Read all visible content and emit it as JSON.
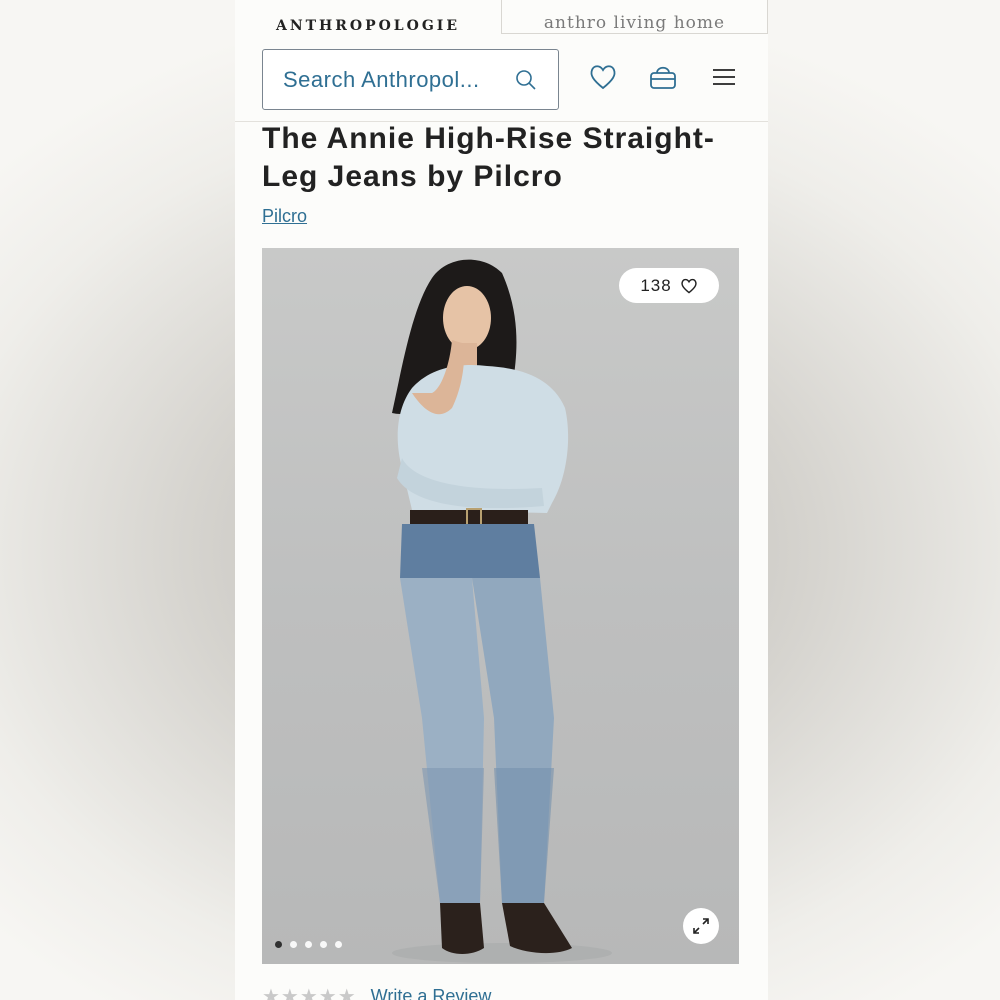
{
  "brand_tabs": {
    "left": "ANTHROPOLOGIE",
    "right": "anthro living home"
  },
  "header": {
    "search_placeholder": "Search Anthropol...",
    "icons": [
      "search-icon",
      "heart-icon",
      "bag-icon",
      "menu-icon"
    ]
  },
  "product": {
    "title": "The Annie High-Rise Straight-Leg Jeans by Pilcro",
    "brand": "Pilcro",
    "favorites_count": "138",
    "image_dots": 5,
    "active_dot": 0
  },
  "reviews": {
    "stars": "★★★★★",
    "link": "Write a Review"
  },
  "colors": {
    "accent": "#2f6f93",
    "text": "#222222",
    "page_bg": "#fcfcfa"
  }
}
————————
Every line is to be duplicated exactly, though pictures stay out.

§ **PROBLEM SOLUTION**
Read all visible content and emit it as JSON.
{
  "brand_tabs": {
    "left": "ANTHROPOLOGIE",
    "right": "anthro living home"
  },
  "header": {
    "search_placeholder": "Search Anthropol...",
    "icons": [
      "search-icon",
      "heart-icon",
      "bag-icon",
      "menu-icon"
    ]
  },
  "product": {
    "title": "The Annie High-Rise Straight-Leg Jeans by Pilcro",
    "brand": "Pilcro",
    "favorites_count": "138",
    "image_dots": 5,
    "active_dot": 0
  },
  "reviews": {
    "stars": "★★★★★",
    "link": "Write a Review"
  },
  "colors": {
    "accent": "#2f6f93",
    "text": "#222222",
    "page_bg": "#fcfcfa"
  }
}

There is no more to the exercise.